(DATASET RECORDS)
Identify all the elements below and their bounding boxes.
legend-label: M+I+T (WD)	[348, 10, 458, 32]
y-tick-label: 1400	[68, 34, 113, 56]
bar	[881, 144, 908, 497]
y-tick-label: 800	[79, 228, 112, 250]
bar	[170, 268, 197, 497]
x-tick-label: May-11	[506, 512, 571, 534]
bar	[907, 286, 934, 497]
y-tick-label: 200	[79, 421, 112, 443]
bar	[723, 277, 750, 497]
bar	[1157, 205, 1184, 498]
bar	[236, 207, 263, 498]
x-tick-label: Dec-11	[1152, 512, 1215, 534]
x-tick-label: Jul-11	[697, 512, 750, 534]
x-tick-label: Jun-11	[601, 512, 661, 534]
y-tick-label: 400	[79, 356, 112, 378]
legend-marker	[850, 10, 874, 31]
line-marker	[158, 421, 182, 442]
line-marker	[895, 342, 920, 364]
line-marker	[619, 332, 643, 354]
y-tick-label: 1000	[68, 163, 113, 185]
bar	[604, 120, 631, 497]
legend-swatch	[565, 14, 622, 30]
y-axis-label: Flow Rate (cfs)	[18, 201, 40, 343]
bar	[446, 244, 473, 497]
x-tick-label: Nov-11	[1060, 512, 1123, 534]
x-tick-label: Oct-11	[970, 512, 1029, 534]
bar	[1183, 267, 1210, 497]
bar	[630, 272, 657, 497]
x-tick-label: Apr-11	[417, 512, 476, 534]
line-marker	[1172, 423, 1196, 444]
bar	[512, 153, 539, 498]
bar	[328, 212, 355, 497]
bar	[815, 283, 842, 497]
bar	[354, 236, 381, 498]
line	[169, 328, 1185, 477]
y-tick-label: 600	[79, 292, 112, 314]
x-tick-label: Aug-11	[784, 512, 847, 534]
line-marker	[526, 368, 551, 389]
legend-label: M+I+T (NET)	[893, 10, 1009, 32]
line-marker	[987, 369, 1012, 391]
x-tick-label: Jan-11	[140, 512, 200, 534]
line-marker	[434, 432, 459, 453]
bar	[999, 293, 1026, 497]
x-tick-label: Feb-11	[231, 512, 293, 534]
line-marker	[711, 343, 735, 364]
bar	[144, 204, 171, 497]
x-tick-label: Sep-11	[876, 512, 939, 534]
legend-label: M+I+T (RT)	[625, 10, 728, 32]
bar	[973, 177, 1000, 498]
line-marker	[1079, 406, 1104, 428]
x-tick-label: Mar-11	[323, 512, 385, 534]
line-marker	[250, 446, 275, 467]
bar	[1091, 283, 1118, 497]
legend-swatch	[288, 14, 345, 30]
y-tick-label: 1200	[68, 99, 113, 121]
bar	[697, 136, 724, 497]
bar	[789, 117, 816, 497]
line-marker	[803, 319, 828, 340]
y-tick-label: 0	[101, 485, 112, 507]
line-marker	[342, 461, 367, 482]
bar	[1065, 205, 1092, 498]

(GIVEN TASK)
Could you print every row above once more, character for character and in the same order, changing nothing?

(OUTPUT FOR THIS TASK)
Identify all the elements below and their bounding boxes.
legend-label: M+I+T (WD)	[348, 10, 458, 32]
y-tick-label: 1400	[68, 34, 113, 56]
bar	[881, 144, 908, 497]
y-tick-label: 800	[79, 228, 112, 250]
bar	[170, 268, 197, 497]
x-tick-label: May-11	[506, 512, 571, 534]
bar	[907, 286, 934, 497]
y-tick-label: 200	[79, 421, 112, 443]
bar	[723, 277, 750, 497]
bar	[1157, 205, 1184, 498]
bar	[236, 207, 263, 498]
x-tick-label: Dec-11	[1152, 512, 1215, 534]
x-tick-label: Jul-11	[697, 512, 750, 534]
x-tick-label: Jun-11	[601, 512, 661, 534]
y-tick-label: 400	[79, 356, 112, 378]
legend-marker	[850, 10, 874, 31]
line-marker	[158, 421, 182, 442]
line-marker	[895, 342, 920, 364]
line-marker	[619, 332, 643, 354]
y-tick-label: 1000	[68, 163, 113, 185]
bar	[604, 120, 631, 497]
legend-swatch	[565, 14, 622, 30]
y-axis-label: Flow Rate (cfs)	[18, 201, 40, 343]
bar	[446, 244, 473, 497]
x-tick-label: Nov-11	[1060, 512, 1123, 534]
x-tick-label: Oct-11	[970, 512, 1029, 534]
bar	[1183, 267, 1210, 497]
bar	[630, 272, 657, 497]
x-tick-label: Apr-11	[417, 512, 476, 534]
line-marker	[1172, 423, 1196, 444]
bar	[512, 153, 539, 498]
bar	[328, 212, 355, 497]
bar	[815, 283, 842, 497]
bar	[354, 236, 381, 498]
line	[169, 328, 1185, 477]
y-tick-label: 600	[79, 292, 112, 314]
x-tick-label: Aug-11	[784, 512, 847, 534]
line-marker	[526, 368, 551, 389]
legend-label: M+I+T (NET)	[893, 10, 1009, 32]
line-marker	[987, 369, 1012, 391]
x-tick-label: Jan-11	[140, 512, 200, 534]
line-marker	[434, 432, 459, 453]
bar	[999, 293, 1026, 497]
x-tick-label: Feb-11	[231, 512, 293, 534]
line-marker	[711, 343, 735, 364]
bar	[144, 204, 171, 497]
x-tick-label: Sep-11	[876, 512, 939, 534]
legend-label: M+I+T (RT)	[625, 10, 728, 32]
bar	[973, 177, 1000, 498]
line-marker	[1079, 406, 1104, 428]
x-tick-label: Mar-11	[323, 512, 385, 534]
line-marker	[250, 446, 275, 467]
bar	[1091, 283, 1118, 497]
legend-swatch	[288, 14, 345, 30]
y-tick-label: 1200	[68, 99, 113, 121]
bar	[697, 136, 724, 497]
bar	[789, 117, 816, 497]
line-marker	[803, 319, 828, 340]
y-tick-label: 0	[101, 485, 112, 507]
line-marker	[342, 461, 367, 482]
bar	[1065, 205, 1092, 498]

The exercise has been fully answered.